→ The exercise: Produce an exact transcription of the listing below, omitting the pictures.

Data excerpts:
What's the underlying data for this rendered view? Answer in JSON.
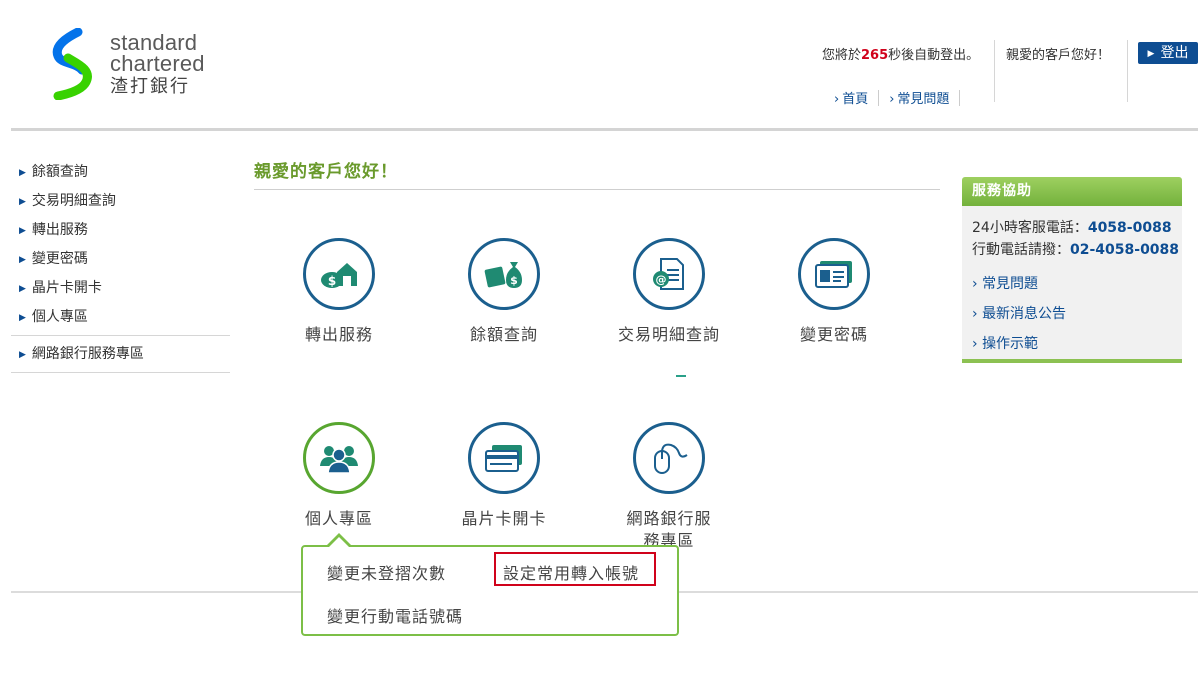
{
  "brand": {
    "line1": "standard",
    "line2": "chartered",
    "zh": "渣打銀行"
  },
  "header": {
    "autologout_pre": "您將於",
    "autologout_seconds": "265",
    "autologout_post": "秒後自動登出。",
    "greeting": "親愛的客戶您好！",
    "logout_label": "登出",
    "links": [
      {
        "label": "首頁"
      },
      {
        "label": "常見問題"
      }
    ]
  },
  "sidebar": {
    "items": [
      {
        "label": "餘額查詢"
      },
      {
        "label": "交易明細查詢"
      },
      {
        "label": "轉出服務"
      },
      {
        "label": "變更密碼"
      },
      {
        "label": "晶片卡開卡"
      },
      {
        "label": "個人專區"
      }
    ],
    "extra": {
      "label": "網路銀行服務專區"
    }
  },
  "main": {
    "title": "親愛的客戶您好！",
    "services": [
      {
        "label": "轉出服務",
        "icon": "money-house-icon"
      },
      {
        "label": "餘額查詢",
        "icon": "money-bag-icon"
      },
      {
        "label": "交易明細查詢",
        "icon": "document-at-icon"
      },
      {
        "label": "變更密碼",
        "icon": "id-card-icon"
      },
      {
        "label": "個人專區",
        "icon": "people-group-icon"
      },
      {
        "label": "晶片卡開卡",
        "icon": "chip-card-icon"
      },
      {
        "label": "網路銀行服務專區",
        "icon": "mouse-icon"
      }
    ],
    "popover": {
      "options": [
        {
          "label": "變更未登摺次數"
        },
        {
          "label": "設定常用轉入帳號"
        },
        {
          "label": "變更行動電話號碼"
        }
      ]
    }
  },
  "help": {
    "title": "服務協助",
    "hotline_label": "24小時客服電話：",
    "hotline": "4058-0088",
    "mobile_label": "行動電話請撥：",
    "mobile": "02-4058-0088",
    "links": [
      {
        "label": "常見問題"
      },
      {
        "label": "最新消息公告"
      },
      {
        "label": "操作示範"
      }
    ]
  },
  "colors": {
    "accent_blue": "#0e4d92",
    "accent_green": "#6a9a2c",
    "alert_red": "#d0021b"
  }
}
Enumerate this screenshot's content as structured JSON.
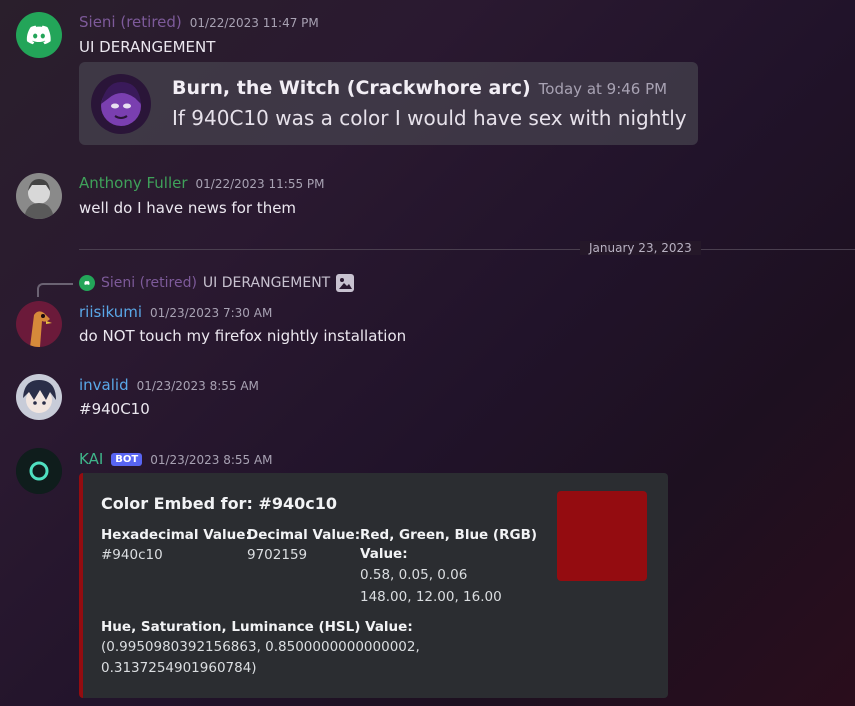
{
  "messages": [
    {
      "author": "Sieni (retired)",
      "author_color": "#7d5a9a",
      "timestamp": "01/22/2023 11:47 PM",
      "text": "UI DERANGEMENT",
      "avatar_icon": "discord-logo-icon",
      "embed": {
        "title": "Burn, the Witch (Crackwhore arc)",
        "time": "Today at 9:46 PM",
        "text": "If 940C10 was a color I would have sex with nightly"
      }
    },
    {
      "author": "Anthony Fuller",
      "author_color": "#3fa15a",
      "timestamp": "01/22/2023 11:55 PM",
      "text": "well do I have news for them"
    },
    {
      "reply_to": {
        "author": "Sieni (retired)",
        "text": "UI DERANGEMENT",
        "attachment_icon": "image-icon"
      },
      "author": "riisikumi",
      "author_color": "#5aa8e8",
      "timestamp": "01/23/2023 7:30 AM",
      "text": "do NOT touch my firefox nightly installation"
    },
    {
      "author": "invalid",
      "author_color": "#5aa8e8",
      "timestamp": "01/23/2023 8:55 AM",
      "text": "#940C10"
    },
    {
      "author": "KAI",
      "author_color": "#3fb58a",
      "bot_tag": "BOT",
      "timestamp": "01/23/2023 8:55 AM",
      "color_embed": {
        "title": "Color Embed for: #940c10",
        "color": "#940c10",
        "fields": [
          {
            "name": "Hexadecimal Value:",
            "value": "#940c10"
          },
          {
            "name": "Decimal Value:",
            "value": "9702159"
          },
          {
            "name_line1": "Red, Green, Blue (RGB)",
            "name_line2": "Value:",
            "value_line1": "0.58, 0.05, 0.06",
            "value_line2": "148.00, 12.00, 16.00"
          },
          {
            "name": "Hue, Saturation, Luminance (HSL) Value:",
            "value_line1": "(0.9950980392156863, 0.8500000000000002,",
            "value_line2": "0.3137254901960784)"
          }
        ]
      }
    }
  ],
  "date_divider": "January 23, 2023"
}
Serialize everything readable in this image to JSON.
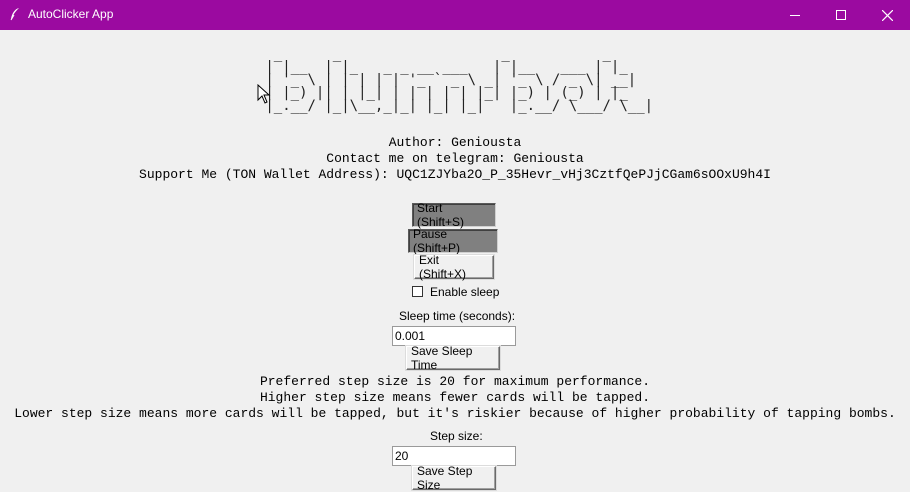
{
  "window": {
    "title": "AutoClicker App",
    "titlebar_color": "#9b0aa0",
    "controls": [
      "minimize-icon",
      "maximize-icon",
      "close-icon"
    ]
  },
  "banner": {
    "ascii_art": "  _      _                   _           _   \n | |__  | |_   _ _ __ ___   | |__   ___ | |_ \n | '_ \\ | | | | | '_ ` _ \\ _| '_ \\ / _ \\| __|\n | |_) || | |_| | | | | | |_| |_) | (_) | |_ \n |_.__/ |_|\\__,_|_| |_| |_|   |_.__/ \\___/ \\__|"
  },
  "info": {
    "author": "Author: Geniousta",
    "contact": "Contact me on telegram: Geniousta",
    "support": "Support Me (TON Wallet Address): UQC1ZJYba2O_P_35Hevr_vHj3CztfQePJjCGam6sOOxU9h4I"
  },
  "buttons": {
    "start": "Start (Shift+S)",
    "pause": "Pause (Shift+P)",
    "exit": "Exit (Shift+X)",
    "save_sleep": "Save Sleep Time",
    "save_step": "Save Step Size"
  },
  "sleep": {
    "checkbox_label": "Enable sleep",
    "checked": false,
    "time_label": "Sleep time (seconds):",
    "time_value": "0.001"
  },
  "step": {
    "note1": "Preferred step size is 20 for maximum performance.",
    "note2": "Higher step size means fewer cards will be tapped.",
    "note3": "Lower step size means more cards will be tapped, but it's riskier because of higher probability of tapping bombs.",
    "label": "Step size:",
    "value": "20"
  }
}
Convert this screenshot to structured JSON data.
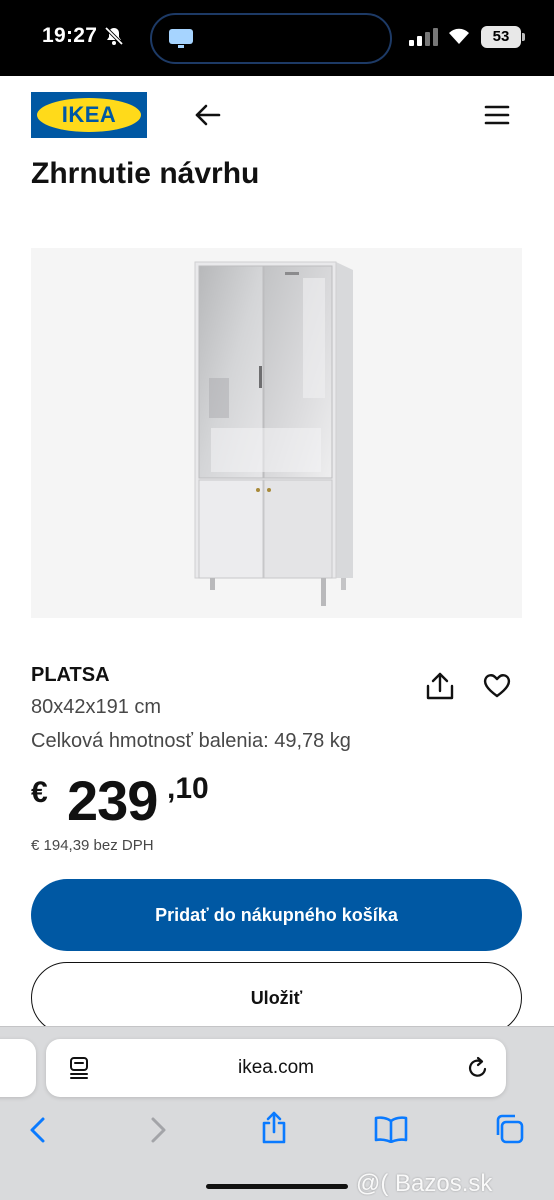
{
  "status_bar": {
    "time": "19:27",
    "battery": "53"
  },
  "header": {
    "logo_text": "IKEA",
    "title": "Zhrnutie návrhu"
  },
  "product": {
    "name": "PLATSA",
    "dimensions": "80x42x191 cm",
    "weight": "Celková hmotnosť balenia: 49,78 kg",
    "price": {
      "currency": "€",
      "integer": "239",
      "decimal": ",10"
    },
    "price_excl_vat": "€ 194,39 bez DPH"
  },
  "actions": {
    "add_to_cart_label": "Pridať do nákupného košíka",
    "save_label": "Uložiť"
  },
  "browser": {
    "address": "ikea.com"
  },
  "watermark": "@( Bazos.sk",
  "colors": {
    "brand_blue": "#0058a3",
    "brand_yellow": "#ffda1a",
    "text": "#111111",
    "muted_text": "#484848"
  },
  "icons": {
    "back": "arrow-left-icon",
    "menu": "hamburger-menu-icon",
    "share": "share-icon",
    "wishlist": "heart-icon",
    "reader": "reader-mode-icon",
    "reload": "reload-icon"
  }
}
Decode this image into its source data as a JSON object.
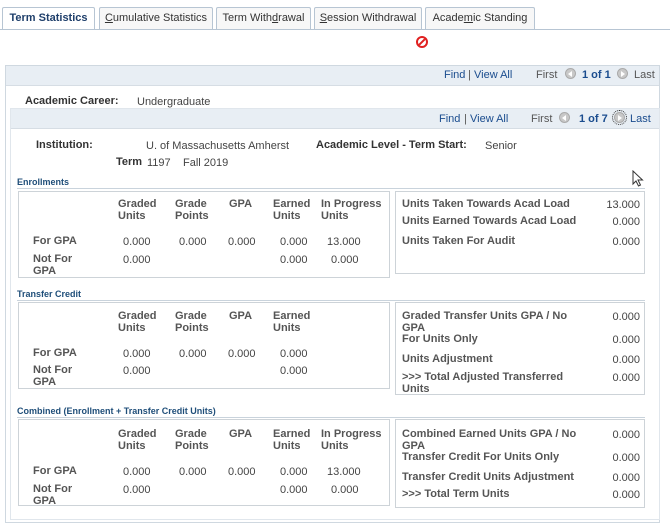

→ Result below:
What's the underlying data for this rendered view? Answer in JSON.
{
  "brand": {
    "line1": "standard",
    "line2": "chartered",
    "zh": "渣打銀行"
  },
  "header": {
    "autologout_pre": "您將於",
    "autologout_seconds": "265",
    "autologout_post": "秒後自動登出。",
    "greeting": "親愛的客戶您好！",
    "logout_label": "登出",
    "links": [
      {
        "label": "首頁"
      },
      {
        "label": "常見問題"
      }
    ]
  },
  "sidebar": {
    "items": [
      {
        "label": "餘額查詢"
      },
      {
        "label": "交易明細查詢"
      },
      {
        "label": "轉出服務"
      },
      {
        "label": "變更密碼"
      },
      {
        "label": "晶片卡開卡"
      },
      {
        "label": "個人專區"
      }
    ],
    "extra": {
      "label": "網路銀行服務專區"
    }
  },
  "main": {
    "title": "親愛的客戶您好！",
    "services": [
      {
        "label": "轉出服務",
        "icon": "money-house-icon"
      },
      {
        "label": "餘額查詢",
        "icon": "money-bag-icon"
      },
      {
        "label": "交易明細查詢",
        "icon": "document-at-icon"
      },
      {
        "label": "變更密碼",
        "icon": "id-card-icon"
      },
      {
        "label": "個人專區",
        "icon": "people-group-icon"
      },
      {
        "label": "晶片卡開卡",
        "icon": "chip-card-icon"
      },
      {
        "label": "網路銀行服務專區",
        "icon": "mouse-icon"
      }
    ],
    "popover": {
      "options": [
        {
          "label": "變更未登摺次數"
        },
        {
          "label": "設定常用轉入帳號"
        },
        {
          "label": "變更行動電話號碼"
        }
      ]
    }
  },
  "help": {
    "title": "服務協助",
    "hotline_label": "24小時客服電話：",
    "hotline": "4058-0088",
    "mobile_label": "行動電話請撥：",
    "mobile": "02-4058-0088",
    "links": [
      {
        "label": "常見問題"
      },
      {
        "label": "最新消息公告"
      },
      {
        "label": "操作示範"
      }
    ]
  },
  "colors": {
    "accent_blue": "#0e4d92",
    "accent_green": "#6a9a2c",
    "alert_red": "#d0021b"
  }
}
Enumerate this screenshot's content as structured JSON.
{
  "messages": [
    {
      "author": "Sieni (retired)",
      "author_color": "#7d5a9a",
      "timestamp": "01/22/2023 11:47 PM",
      "text": "UI DERANGEMENT",
      "avatar_icon": "discord-logo-icon",
      "embed": {
        "title": "Burn, the Witch (Crackwhore arc)",
        "time": "Today at 9:46 PM",
        "text": "If 940C10 was a color I would have sex with nightly"
      }
    },
    {
      "author": "Anthony Fuller",
      "author_color": "#3fa15a",
      "timestamp": "01/22/2023 11:55 PM",
      "text": "well do I have news for them"
    },
    {
      "reply_to": {
        "author": "Sieni (retired)",
        "text": "UI DERANGEMENT",
        "attachment_icon": "image-icon"
      },
      "author": "riisikumi",
      "author_color": "#5aa8e8",
      "timestamp": "01/23/2023 7:30 AM",
      "text": "do NOT touch my firefox nightly installation"
    },
    {
      "author": "invalid",
      "author_color": "#5aa8e8",
      "timestamp": "01/23/2023 8:55 AM",
      "text": "#940C10"
    },
    {
      "author": "KAI",
      "author_color": "#3fb58a",
      "bot_tag": "BOT",
      "timestamp": "01/23/2023 8:55 AM",
      "color_embed": {
        "title": "Color Embed for: #940c10",
        "color": "#940c10",
        "fields": [
          {
            "name": "Hexadecimal Value:",
            "value": "#940c10"
          },
          {
            "name": "Decimal Value:",
            "value": "9702159"
          },
          {
            "name_line1": "Red, Green, Blue (RGB)",
            "name_line2": "Value:",
            "value_line1": "0.58, 0.05, 0.06",
            "value_line2": "148.00, 12.00, 16.00"
          },
          {
            "name": "Hue, Saturation, Luminance (HSL) Value:",
            "value_line1": "(0.9950980392156863, 0.8500000000000002,",
            "value_line2": "0.3137254901960784)"
          }
        ]
      }
    }
  ],
  "date_divider": "January 23, 2023"
}
Serialize everything readable in this image to JSON.
{
  "window": {
    "title": "AutoClicker App",
    "titlebar_color": "#9b0aa0",
    "controls": [
      "minimize-icon",
      "maximize-icon",
      "close-icon"
    ]
  },
  "banner": {
    "ascii_art": "  _      _                   _           _   \n | |__  | |_   _ _ __ ___   | |__   ___ | |_ \n | '_ \\ | | | | | '_ ` _ \\ _| '_ \\ / _ \\| __|\n | |_) || | |_| | | | | | |_| |_) | (_) | |_ \n |_.__/ |_|\\__,_|_| |_| |_|   |_.__/ \\___/ \\__|"
  },
  "info": {
    "author": "Author: Geniousta",
    "contact": "Contact me on telegram: Geniousta",
    "support": "Support Me (TON Wallet Address): UQC1ZJYba2O_P_35Hevr_vHj3CztfQePJjCGam6sOOxU9h4I"
  },
  "buttons": {
    "start": "Start (Shift+S)",
    "pause": "Pause (Shift+P)",
    "exit": "Exit (Shift+X)",
    "save_sleep": "Save Sleep Time",
    "save_step": "Save Step Size"
  },
  "sleep": {
    "checkbox_label": "Enable sleep",
    "checked": false,
    "time_label": "Sleep time (seconds):",
    "time_value": "0.001"
  },
  "step": {
    "note1": "Preferred step size is 20 for maximum performance.",
    "note2": "Higher step size means fewer cards will be tapped.",
    "note3": "Lower step size means more cards will be tapped, but it's riskier because of higher probability of tapping bombs.",
    "label": "Step size:",
    "value": "20"
  }
}
Convert this screenshot to structured JSON data.
{
  "status_bar": {
    "time": "19:27",
    "battery": "53"
  },
  "header": {
    "logo_text": "IKEA",
    "title": "Zhrnutie návrhu"
  },
  "product": {
    "name": "PLATSA",
    "dimensions": "80x42x191 cm",
    "weight": "Celková hmotnosť balenia: 49,78 kg",
    "price": {
      "currency": "€",
      "integer": "239",
      "decimal": ",10"
    },
    "price_excl_vat": "€ 194,39 bez DPH"
  },
  "actions": {
    "add_to_cart_label": "Pridať do nákupného košíka",
    "save_label": "Uložiť"
  },
  "browser": {
    "address": "ikea.com"
  },
  "watermark": "@( Bazos.sk",
  "colors": {
    "brand_blue": "#0058a3",
    "brand_yellow": "#ffda1a",
    "text": "#111111",
    "muted_text": "#484848"
  },
  "icons": {
    "back": "arrow-left-icon",
    "menu": "hamburger-menu-icon",
    "share": "share-icon",
    "wishlist": "heart-icon",
    "reader": "reader-mode-icon",
    "reload": "reload-icon"
  }
}
Decode this image into its source data as a JSON object.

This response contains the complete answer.